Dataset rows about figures
────
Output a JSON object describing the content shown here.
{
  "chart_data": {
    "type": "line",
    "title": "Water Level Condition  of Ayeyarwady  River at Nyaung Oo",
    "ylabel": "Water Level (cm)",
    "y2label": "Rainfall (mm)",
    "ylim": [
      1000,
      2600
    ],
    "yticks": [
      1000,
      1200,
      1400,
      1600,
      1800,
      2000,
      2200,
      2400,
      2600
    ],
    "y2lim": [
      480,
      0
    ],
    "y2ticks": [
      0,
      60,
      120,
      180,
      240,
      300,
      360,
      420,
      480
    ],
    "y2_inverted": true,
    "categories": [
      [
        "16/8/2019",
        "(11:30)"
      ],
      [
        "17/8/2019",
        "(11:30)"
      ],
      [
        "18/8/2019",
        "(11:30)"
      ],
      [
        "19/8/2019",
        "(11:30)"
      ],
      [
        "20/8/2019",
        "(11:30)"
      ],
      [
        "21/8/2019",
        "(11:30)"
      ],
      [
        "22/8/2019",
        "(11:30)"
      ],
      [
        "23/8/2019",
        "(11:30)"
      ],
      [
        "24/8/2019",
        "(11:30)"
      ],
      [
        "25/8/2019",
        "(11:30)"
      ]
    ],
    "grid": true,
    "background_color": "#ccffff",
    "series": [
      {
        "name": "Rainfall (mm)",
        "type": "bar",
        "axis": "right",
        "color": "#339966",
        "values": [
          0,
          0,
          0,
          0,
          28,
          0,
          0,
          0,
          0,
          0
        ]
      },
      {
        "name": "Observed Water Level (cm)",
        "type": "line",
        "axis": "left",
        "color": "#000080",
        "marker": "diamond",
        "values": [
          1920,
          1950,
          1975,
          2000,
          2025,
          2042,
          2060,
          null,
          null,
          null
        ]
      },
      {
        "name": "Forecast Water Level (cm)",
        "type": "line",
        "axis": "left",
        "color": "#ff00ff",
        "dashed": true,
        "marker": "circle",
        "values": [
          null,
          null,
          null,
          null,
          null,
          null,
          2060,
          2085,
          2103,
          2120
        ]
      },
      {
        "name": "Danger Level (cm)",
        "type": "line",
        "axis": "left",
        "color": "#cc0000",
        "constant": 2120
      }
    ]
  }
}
────
▶ PROBLEM TO WORK ON
Quote each line of the data above exactly as written.

▶ RESULT FOR THIS TASK
Output a JSON object describing the content shown here.
{
  "chart_data": {
    "type": "line",
    "title": "Water Level Condition  of Ayeyarwady  River at Nyaung Oo",
    "ylabel": "Water Level (cm)",
    "y2label": "Rainfall (mm)",
    "ylim": [
      1000,
      2600
    ],
    "yticks": [
      1000,
      1200,
      1400,
      1600,
      1800,
      2000,
      2200,
      2400,
      2600
    ],
    "y2lim": [
      480,
      0
    ],
    "y2ticks": [
      0,
      60,
      120,
      180,
      240,
      300,
      360,
      420,
      480
    ],
    "y2_inverted": true,
    "categories": [
      [
        "16/8/2019",
        "(11:30)"
      ],
      [
        "17/8/2019",
        "(11:30)"
      ],
      [
        "18/8/2019",
        "(11:30)"
      ],
      [
        "19/8/2019",
        "(11:30)"
      ],
      [
        "20/8/2019",
        "(11:30)"
      ],
      [
        "21/8/2019",
        "(11:30)"
      ],
      [
        "22/8/2019",
        "(11:30)"
      ],
      [
        "23/8/2019",
        "(11:30)"
      ],
      [
        "24/8/2019",
        "(11:30)"
      ],
      [
        "25/8/2019",
        "(11:30)"
      ]
    ],
    "grid": true,
    "background_color": "#ccffff",
    "series": [
      {
        "name": "Rainfall (mm)",
        "type": "bar",
        "axis": "right",
        "color": "#339966",
        "values": [
          0,
          0,
          0,
          0,
          28,
          0,
          0,
          0,
          0,
          0
        ]
      },
      {
        "name": "Observed Water Level (cm)",
        "type": "line",
        "axis": "left",
        "color": "#000080",
        "marker": "diamond",
        "values": [
          1920,
          1950,
          1975,
          2000,
          2025,
          2042,
          2060,
          null,
          null,
          null
        ]
      },
      {
        "name": "Forecast Water Level (cm)",
        "type": "line",
        "axis": "left",
        "color": "#ff00ff",
        "dashed": true,
        "marker": "circle",
        "values": [
          null,
          null,
          null,
          null,
          null,
          null,
          2060,
          2085,
          2103,
          2120
        ]
      },
      {
        "name": "Danger Level (cm)",
        "type": "line",
        "axis": "left",
        "color": "#cc0000",
        "constant": 2120
      }
    ]
  }
}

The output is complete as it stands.